Part of a data file:
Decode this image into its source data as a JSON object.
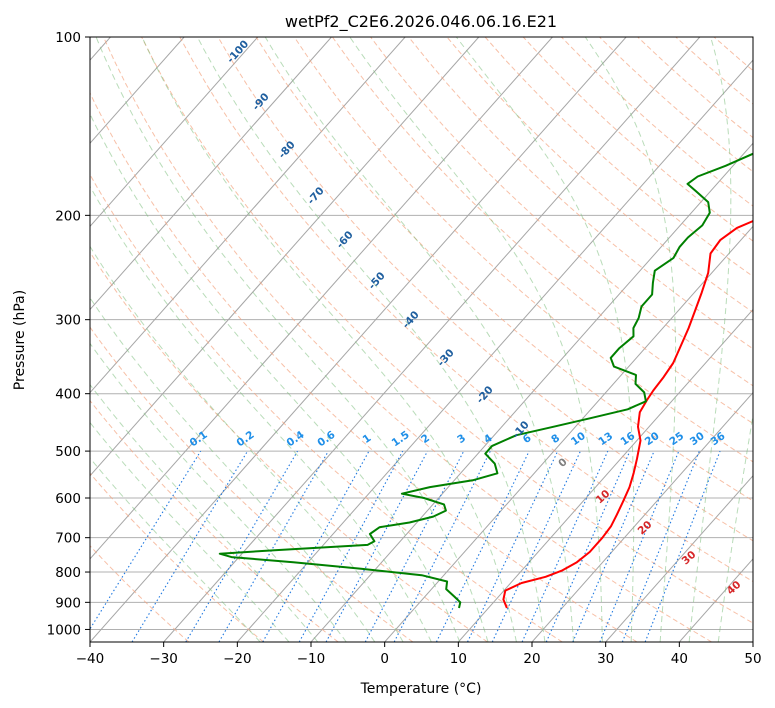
{
  "chart_data": {
    "type": "line",
    "title": "wetPf2_C2E6.2026.046.06.16.E21",
    "xlabel": "Temperature (°C)",
    "ylabel": "Pressure (hPa)",
    "xlim": [
      -40,
      50
    ],
    "ylim": [
      1050,
      100
    ],
    "y_scale": "log",
    "grid": true,
    "x_ticks": [
      "−40",
      "−30",
      "−20",
      "−10",
      "0",
      "10",
      "20",
      "30",
      "40",
      "50"
    ],
    "x_tick_values": [
      -40,
      -30,
      -20,
      -10,
      0,
      10,
      20,
      30,
      40,
      50
    ],
    "y_ticks": [
      "100",
      "200",
      "300",
      "400",
      "500",
      "600",
      "700",
      "800",
      "900",
      "1000"
    ],
    "y_tick_values": [
      100,
      200,
      300,
      400,
      500,
      600,
      700,
      800,
      900,
      1000
    ],
    "series": [
      {
        "color": "#ff0000",
        "points": [
          [
            920,
            12.5
          ],
          [
            890,
            11.0
          ],
          [
            860,
            10.2
          ],
          [
            835,
            11.5
          ],
          [
            815,
            14.0
          ],
          [
            795,
            15.5
          ],
          [
            770,
            16.5
          ],
          [
            740,
            17.0
          ],
          [
            700,
            17.0
          ],
          [
            670,
            16.8
          ],
          [
            640,
            16.2
          ],
          [
            610,
            15.5
          ],
          [
            575,
            14.6
          ],
          [
            545,
            13.5
          ],
          [
            515,
            12.2
          ],
          [
            480,
            10.5
          ],
          [
            455,
            8.5
          ],
          [
            430,
            7.0
          ],
          [
            410,
            6.5
          ],
          [
            395,
            6.2
          ],
          [
            375,
            6.0
          ],
          [
            355,
            5.6
          ],
          [
            335,
            4.7
          ],
          [
            310,
            3.5
          ],
          [
            290,
            2.3
          ],
          [
            270,
            1.0
          ],
          [
            250,
            -0.5
          ],
          [
            232,
            -2.5
          ],
          [
            220,
            -2.8
          ],
          [
            210,
            -2.0
          ],
          [
            200,
            0.5
          ],
          [
            193,
            3.5
          ],
          [
            185,
            6.0
          ],
          [
            175,
            7.3
          ],
          [
            165,
            7.8
          ],
          [
            150,
            8.0
          ],
          [
            140,
            8.8
          ],
          [
            130,
            9.5
          ],
          [
            122,
            10.0
          ],
          [
            114,
            11.0
          ],
          [
            108,
            12.3
          ],
          [
            103,
            13.0
          ],
          [
            100,
            13.5
          ]
        ]
      },
      {
        "color": "#008000",
        "points": [
          [
            920,
            6.0
          ],
          [
            900,
            5.5
          ],
          [
            880,
            4.0
          ],
          [
            855,
            2.0
          ],
          [
            830,
            1.2
          ],
          [
            810,
            -3.0
          ],
          [
            790,
            -12.0
          ],
          [
            770,
            -22.0
          ],
          [
            755,
            -31.0
          ],
          [
            745,
            -33.0
          ],
          [
            735,
            -26.0
          ],
          [
            720,
            -14.0
          ],
          [
            710,
            -13.5
          ],
          [
            690,
            -15.0
          ],
          [
            672,
            -14.5
          ],
          [
            660,
            -11.0
          ],
          [
            645,
            -8.5
          ],
          [
            630,
            -7.5
          ],
          [
            615,
            -8.5
          ],
          [
            600,
            -12.0
          ],
          [
            590,
            -15.5
          ],
          [
            575,
            -12.5
          ],
          [
            560,
            -7.5
          ],
          [
            545,
            -5.0
          ],
          [
            525,
            -6.5
          ],
          [
            505,
            -9.0
          ],
          [
            490,
            -9.0
          ],
          [
            470,
            -7.0
          ],
          [
            455,
            -3.0
          ],
          [
            440,
            1.0
          ],
          [
            425,
            5.0
          ],
          [
            412,
            6.5
          ],
          [
            398,
            5.2
          ],
          [
            385,
            3.0
          ],
          [
            372,
            2.0
          ],
          [
            360,
            -2.0
          ],
          [
            348,
            -3.5
          ],
          [
            335,
            -3.5
          ],
          [
            320,
            -3.0
          ],
          [
            310,
            -4.0
          ],
          [
            298,
            -4.5
          ],
          [
            285,
            -5.5
          ],
          [
            272,
            -5.5
          ],
          [
            260,
            -6.8
          ],
          [
            248,
            -8.0
          ],
          [
            236,
            -7.0
          ],
          [
            226,
            -7.5
          ],
          [
            218,
            -7.5
          ],
          [
            208,
            -7.0
          ],
          [
            198,
            -7.5
          ],
          [
            190,
            -9.0
          ],
          [
            182,
            -12.0
          ],
          [
            177,
            -14.0
          ],
          [
            172,
            -13.5
          ],
          [
            165,
            -11.0
          ],
          [
            155,
            -8.0
          ],
          [
            145,
            -6.0
          ],
          [
            135,
            -3.5
          ],
          [
            125,
            -1.0
          ],
          [
            116,
            1.5
          ],
          [
            108,
            3.5
          ],
          [
            102,
            5.5
          ],
          [
            100,
            6.0
          ]
        ]
      }
    ],
    "dry_adiabat_labels": [
      "-100",
      "-90",
      "-80",
      "-70",
      "-60",
      "-50",
      "-40",
      "-30",
      "-20",
      "-10"
    ],
    "mixing_ratio_labels": [
      "0.1",
      "0.2",
      "0.4",
      "0.6",
      "1",
      "1.5",
      "2",
      "3",
      "4",
      "6",
      "8",
      "10",
      "13",
      "16",
      "20",
      "25",
      "30",
      "36"
    ],
    "moist_adiabat_labels": [
      "0",
      "10",
      "20",
      "30",
      "40"
    ],
    "colors": {
      "temperature": "#ff0000",
      "dewpoint": "#008000",
      "isotherm": "#a6a6a6",
      "dry_adiabat": "#f4a582",
      "moist_adiabat": "#7fbf7f",
      "mixing_ratio": "#1f78e0",
      "dry_adiabat_label": "#1f5f9f",
      "mixing_label": "#1f8fe8",
      "moist_label": "#d62728",
      "zero_label": "#7f7f7f",
      "pressure_grid": "#b0b0b0"
    }
  }
}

Task prompt:
Leaving aside the images, write out the entries above word for word.

Worked answer:
Decode this image into its source data as a JSON object.
{
  "chart_data": {
    "type": "line",
    "title": "wetPf2_C2E6.2026.046.06.16.E21",
    "xlabel": "Temperature (°C)",
    "ylabel": "Pressure (hPa)",
    "xlim": [
      -40,
      50
    ],
    "ylim": [
      1050,
      100
    ],
    "y_scale": "log",
    "grid": true,
    "x_ticks": [
      "−40",
      "−30",
      "−20",
      "−10",
      "0",
      "10",
      "20",
      "30",
      "40",
      "50"
    ],
    "x_tick_values": [
      -40,
      -30,
      -20,
      -10,
      0,
      10,
      20,
      30,
      40,
      50
    ],
    "y_ticks": [
      "100",
      "200",
      "300",
      "400",
      "500",
      "600",
      "700",
      "800",
      "900",
      "1000"
    ],
    "y_tick_values": [
      100,
      200,
      300,
      400,
      500,
      600,
      700,
      800,
      900,
      1000
    ],
    "series": [
      {
        "color": "#ff0000",
        "points": [
          [
            920,
            12.5
          ],
          [
            890,
            11.0
          ],
          [
            860,
            10.2
          ],
          [
            835,
            11.5
          ],
          [
            815,
            14.0
          ],
          [
            795,
            15.5
          ],
          [
            770,
            16.5
          ],
          [
            740,
            17.0
          ],
          [
            700,
            17.0
          ],
          [
            670,
            16.8
          ],
          [
            640,
            16.2
          ],
          [
            610,
            15.5
          ],
          [
            575,
            14.6
          ],
          [
            545,
            13.5
          ],
          [
            515,
            12.2
          ],
          [
            480,
            10.5
          ],
          [
            455,
            8.5
          ],
          [
            430,
            7.0
          ],
          [
            410,
            6.5
          ],
          [
            395,
            6.2
          ],
          [
            375,
            6.0
          ],
          [
            355,
            5.6
          ],
          [
            335,
            4.7
          ],
          [
            310,
            3.5
          ],
          [
            290,
            2.3
          ],
          [
            270,
            1.0
          ],
          [
            250,
            -0.5
          ],
          [
            232,
            -2.5
          ],
          [
            220,
            -2.8
          ],
          [
            210,
            -2.0
          ],
          [
            200,
            0.5
          ],
          [
            193,
            3.5
          ],
          [
            185,
            6.0
          ],
          [
            175,
            7.3
          ],
          [
            165,
            7.8
          ],
          [
            150,
            8.0
          ],
          [
            140,
            8.8
          ],
          [
            130,
            9.5
          ],
          [
            122,
            10.0
          ],
          [
            114,
            11.0
          ],
          [
            108,
            12.3
          ],
          [
            103,
            13.0
          ],
          [
            100,
            13.5
          ]
        ]
      },
      {
        "color": "#008000",
        "points": [
          [
            920,
            6.0
          ],
          [
            900,
            5.5
          ],
          [
            880,
            4.0
          ],
          [
            855,
            2.0
          ],
          [
            830,
            1.2
          ],
          [
            810,
            -3.0
          ],
          [
            790,
            -12.0
          ],
          [
            770,
            -22.0
          ],
          [
            755,
            -31.0
          ],
          [
            745,
            -33.0
          ],
          [
            735,
            -26.0
          ],
          [
            720,
            -14.0
          ],
          [
            710,
            -13.5
          ],
          [
            690,
            -15.0
          ],
          [
            672,
            -14.5
          ],
          [
            660,
            -11.0
          ],
          [
            645,
            -8.5
          ],
          [
            630,
            -7.5
          ],
          [
            615,
            -8.5
          ],
          [
            600,
            -12.0
          ],
          [
            590,
            -15.5
          ],
          [
            575,
            -12.5
          ],
          [
            560,
            -7.5
          ],
          [
            545,
            -5.0
          ],
          [
            525,
            -6.5
          ],
          [
            505,
            -9.0
          ],
          [
            490,
            -9.0
          ],
          [
            470,
            -7.0
          ],
          [
            455,
            -3.0
          ],
          [
            440,
            1.0
          ],
          [
            425,
            5.0
          ],
          [
            412,
            6.5
          ],
          [
            398,
            5.2
          ],
          [
            385,
            3.0
          ],
          [
            372,
            2.0
          ],
          [
            360,
            -2.0
          ],
          [
            348,
            -3.5
          ],
          [
            335,
            -3.5
          ],
          [
            320,
            -3.0
          ],
          [
            310,
            -4.0
          ],
          [
            298,
            -4.5
          ],
          [
            285,
            -5.5
          ],
          [
            272,
            -5.5
          ],
          [
            260,
            -6.8
          ],
          [
            248,
            -8.0
          ],
          [
            236,
            -7.0
          ],
          [
            226,
            -7.5
          ],
          [
            218,
            -7.5
          ],
          [
            208,
            -7.0
          ],
          [
            198,
            -7.5
          ],
          [
            190,
            -9.0
          ],
          [
            182,
            -12.0
          ],
          [
            177,
            -14.0
          ],
          [
            172,
            -13.5
          ],
          [
            165,
            -11.0
          ],
          [
            155,
            -8.0
          ],
          [
            145,
            -6.0
          ],
          [
            135,
            -3.5
          ],
          [
            125,
            -1.0
          ],
          [
            116,
            1.5
          ],
          [
            108,
            3.5
          ],
          [
            102,
            5.5
          ],
          [
            100,
            6.0
          ]
        ]
      }
    ],
    "dry_adiabat_labels": [
      "-100",
      "-90",
      "-80",
      "-70",
      "-60",
      "-50",
      "-40",
      "-30",
      "-20",
      "-10"
    ],
    "mixing_ratio_labels": [
      "0.1",
      "0.2",
      "0.4",
      "0.6",
      "1",
      "1.5",
      "2",
      "3",
      "4",
      "6",
      "8",
      "10",
      "13",
      "16",
      "20",
      "25",
      "30",
      "36"
    ],
    "moist_adiabat_labels": [
      "0",
      "10",
      "20",
      "30",
      "40"
    ],
    "colors": {
      "temperature": "#ff0000",
      "dewpoint": "#008000",
      "isotherm": "#a6a6a6",
      "dry_adiabat": "#f4a582",
      "moist_adiabat": "#7fbf7f",
      "mixing_ratio": "#1f78e0",
      "dry_adiabat_label": "#1f5f9f",
      "mixing_label": "#1f8fe8",
      "moist_label": "#d62728",
      "zero_label": "#7f7f7f",
      "pressure_grid": "#b0b0b0"
    }
  }
}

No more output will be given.